§ AIM: Write out each line in which the string "Augmentation" is present.

§ SOURCE RECORDS:
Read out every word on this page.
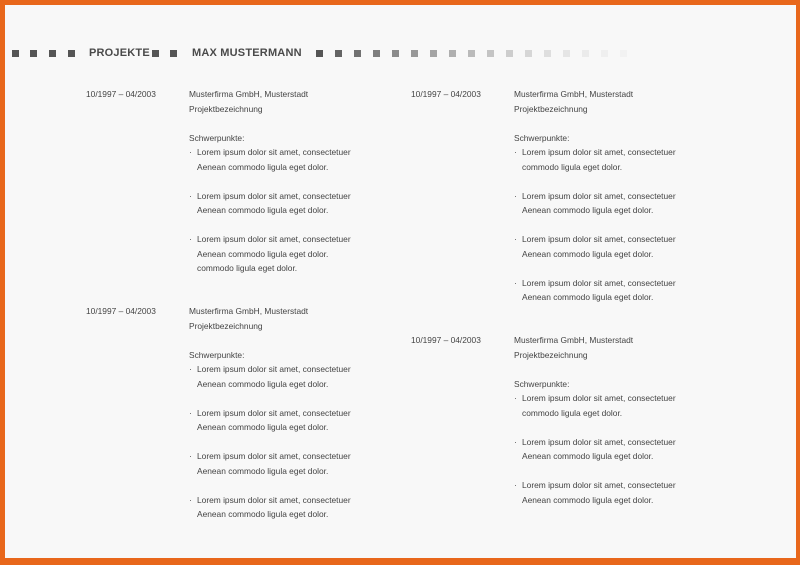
PROJEKTE	MAX MUSTERMANN
10/1997 – 04/2003	Musterfirma GmbH, Musterstadt
Projektbezeichnung
Schwerpunkte:
· Lorem ipsum dolor sit amet, consectetuer
Aenean commodo ligula eget dolor.
· Lorem ipsum dolor sit amet, consectetuer
Aenean commodo ligula eget dolor.
· Lorem ipsum dolor sit amet, consectetuer
Aenean commodo ligula eget dolor.
commodo ligula eget dolor.
10/1997 – 04/2003	Musterfirma GmbH, Musterstadt
Projektbezeichnung
Schwerpunkte:
· Lorem ipsum dolor sit amet, consectetuer
commodo ligula eget dolor.
· Lorem ipsum dolor sit amet, consectetuer
Aenean commodo ligula eget dolor.
· Lorem ipsum dolor sit amet, consectetuer
Aenean commodo ligula eget dolor.
· Lorem ipsum dolor sit amet, consectetuer
Aenean commodo ligula eget dolor.
10/1997 – 04/2003	Musterfirma GmbH, Musterstadt
Projektbezeichnung
Schwerpunkte:
· Lorem ipsum dolor sit amet, consectetuer
Aenean commodo ligula eget dolor.
· Lorem ipsum dolor sit amet, consectetuer
Aenean commodo ligula eget dolor.
· Lorem ipsum dolor sit amet, consectetuer
Aenean commodo ligula eget dolor.
· Lorem ipsum dolor sit amet, consectetuer
Aenean commodo ligula eget dolor.
10/1997 – 04/2003	Musterfirma GmbH, Musterstadt
Projektbezeichnung
Schwerpunkte:
· Lorem ipsum dolor sit amet, consectetuer
commodo ligula eget dolor.
· Lorem ipsum dolor sit amet, consectetuer
Aenean commodo ligula eget dolor.
· Lorem ipsum dolor sit amet, consectetuer
Aenean commodo ligula eget dolor.
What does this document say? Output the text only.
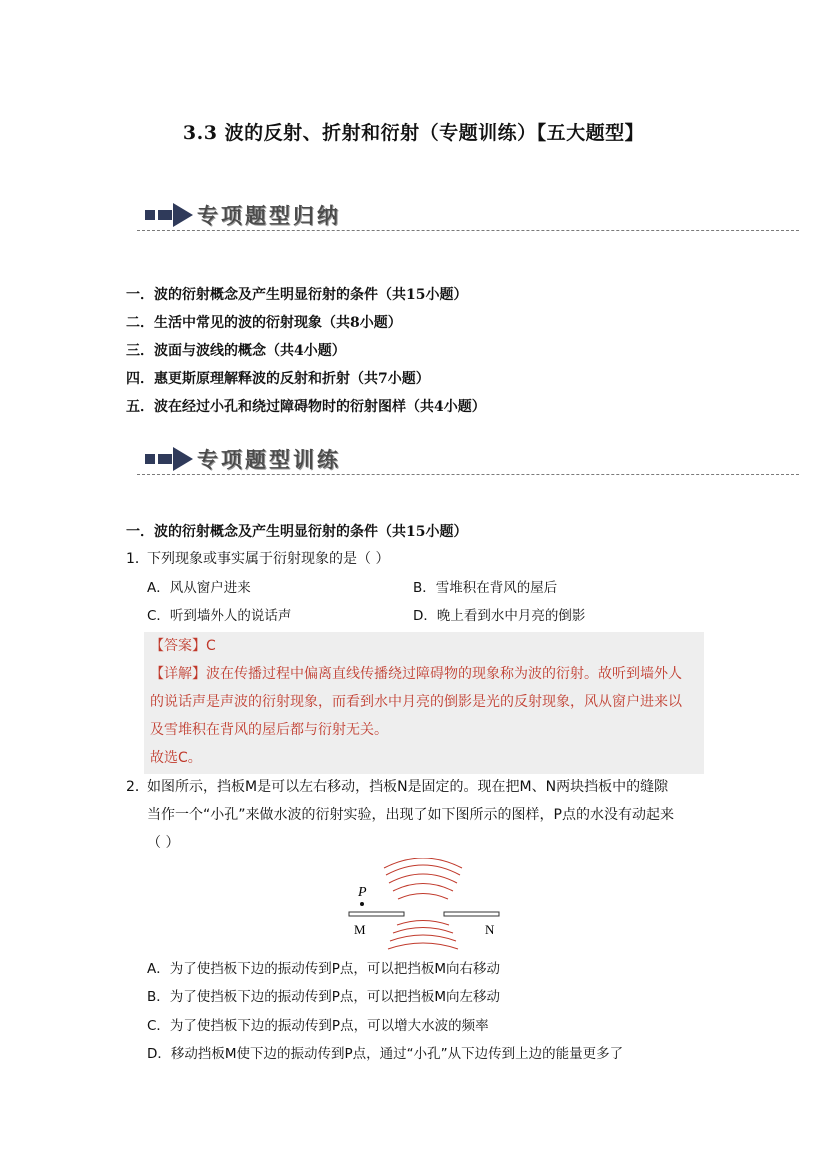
3.3 波的反射、折射和衍射（专题训练）【五大题型】
专项题型归纳
一．波的衍射概念及产生明显衍射的条件（共15小题）
二．生活中常见的波的衍射现象（共8小题）
三．波面与波线的概念（共4小题）
四．惠更斯原理解释波的反射和折射（共7小题）
五．波在经过小孔和绕过障碍物时的衍射图样（共4小题）
专项题型训练
一．波的衍射概念及产生明显衍射的条件（共15小题）
1．
下列现象或事实属于衍射现象的是（ ）
A．风从窗户进来	B．雪堆积在背风的屋后
C．听到墙外人的说话声	D．晚上看到水中月亮的倒影
【答案】C
【详解】波在传播过程中偏离直线传播绕过障碍物的现象称为波的衍射。故听到墙外人
的说话声是声波的衍射现象，而看到水中月亮的倒影是光的反射现象，风从窗户进来以
及雪堆积在背风的屋后都与衍射无关。
故选C。
2．
如图所示，挡板M是可以左右移动，挡板N是固定的。现在把M、N两块挡板中的缝隙
当作一个“小孔”来做水波的衍射实验，出现了如下图所示的图样，P点的水没有动起来
（ ）
P
M	N
A．为了使挡板下边的振动传到P点，可以把挡板M向右移动
B．为了使挡板下边的振动传到P点，可以把挡板M向左移动
C．为了使挡板下边的振动传到P点，可以增大水波的频率
D．移动挡板M使下边的振动传到P点，通过“小孔”从下边传到上边的能量更多了
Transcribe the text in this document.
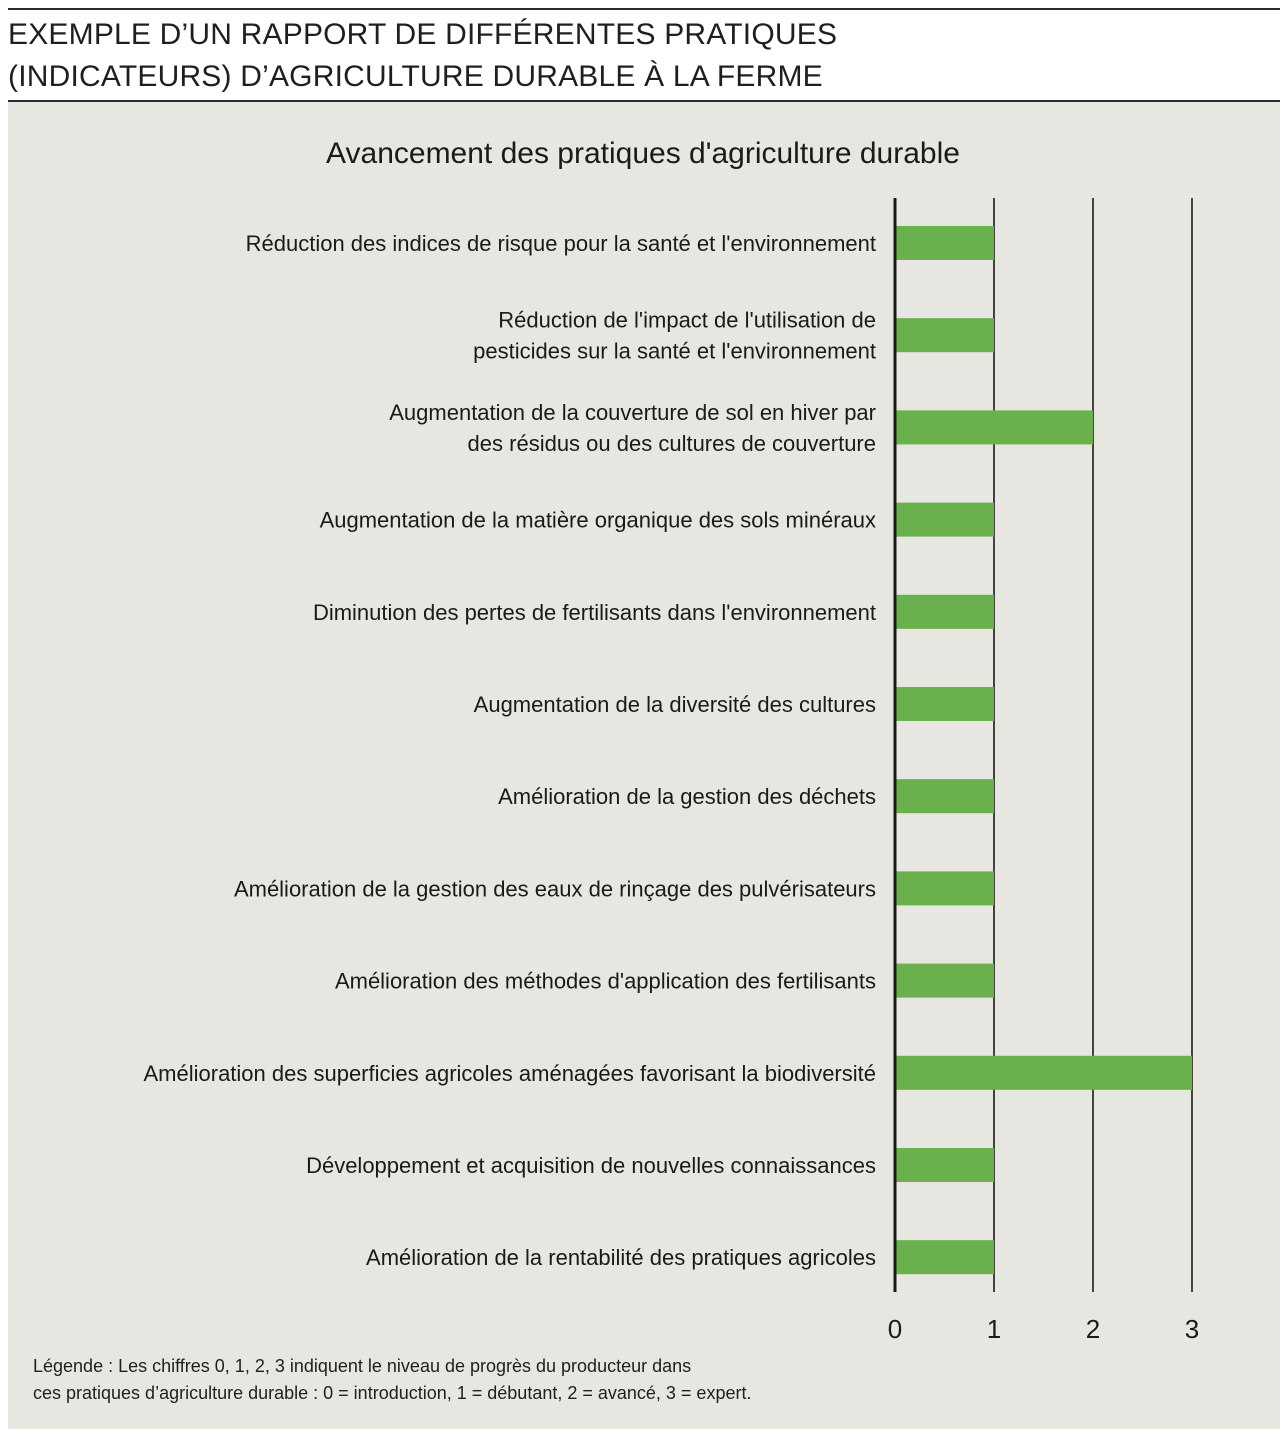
EXEMPLE D’UN RAPPORT DE DIFFÉRENTES PRATIQUES
(INDICATEURS) D’AGRICULTURE DURABLE À LA FERME
Avancement des pratiques d'agriculture durable
Réduction des indices de risque pour la santé et l'environnement
Réduction de l'impact de l'utilisation de pesticides sur la santé et l'environnement
Augmentation de la couverture de sol en hiver par des résidus ou des cultures de couverture
Augmentation de la matière organique des sols minéraux
Diminution des pertes de fertilisants dans l'environnement
Augmentation de la diversité des cultures
Amélioration de la gestion des déchets
Amélioration de la gestion des eaux de rinçage des pulvérisateurs
Amélioration des méthodes d'application des fertilisants
Amélioration des superficies agricoles aménagées favorisant la biodiversité
Développement et acquisition de nouvelles connaissances
Amélioration de la rentabilité des pratiques agricoles
0	1	2	3
Légende : Les chiffres 0, 1, 2, 3 indiquent le niveau de progrès du producteur dans
ces pratiques d’agriculture durable : 0 = introduction, 1 = débutant, 2 = avancé, 3 = expert.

§ FINAL RESULT:
Augmentation de la couverture de sol en hiver par des résidus ou des cultures de couverture
Augmentation de la matière organique des sols minéraux
Augmentation de la diversité des cultures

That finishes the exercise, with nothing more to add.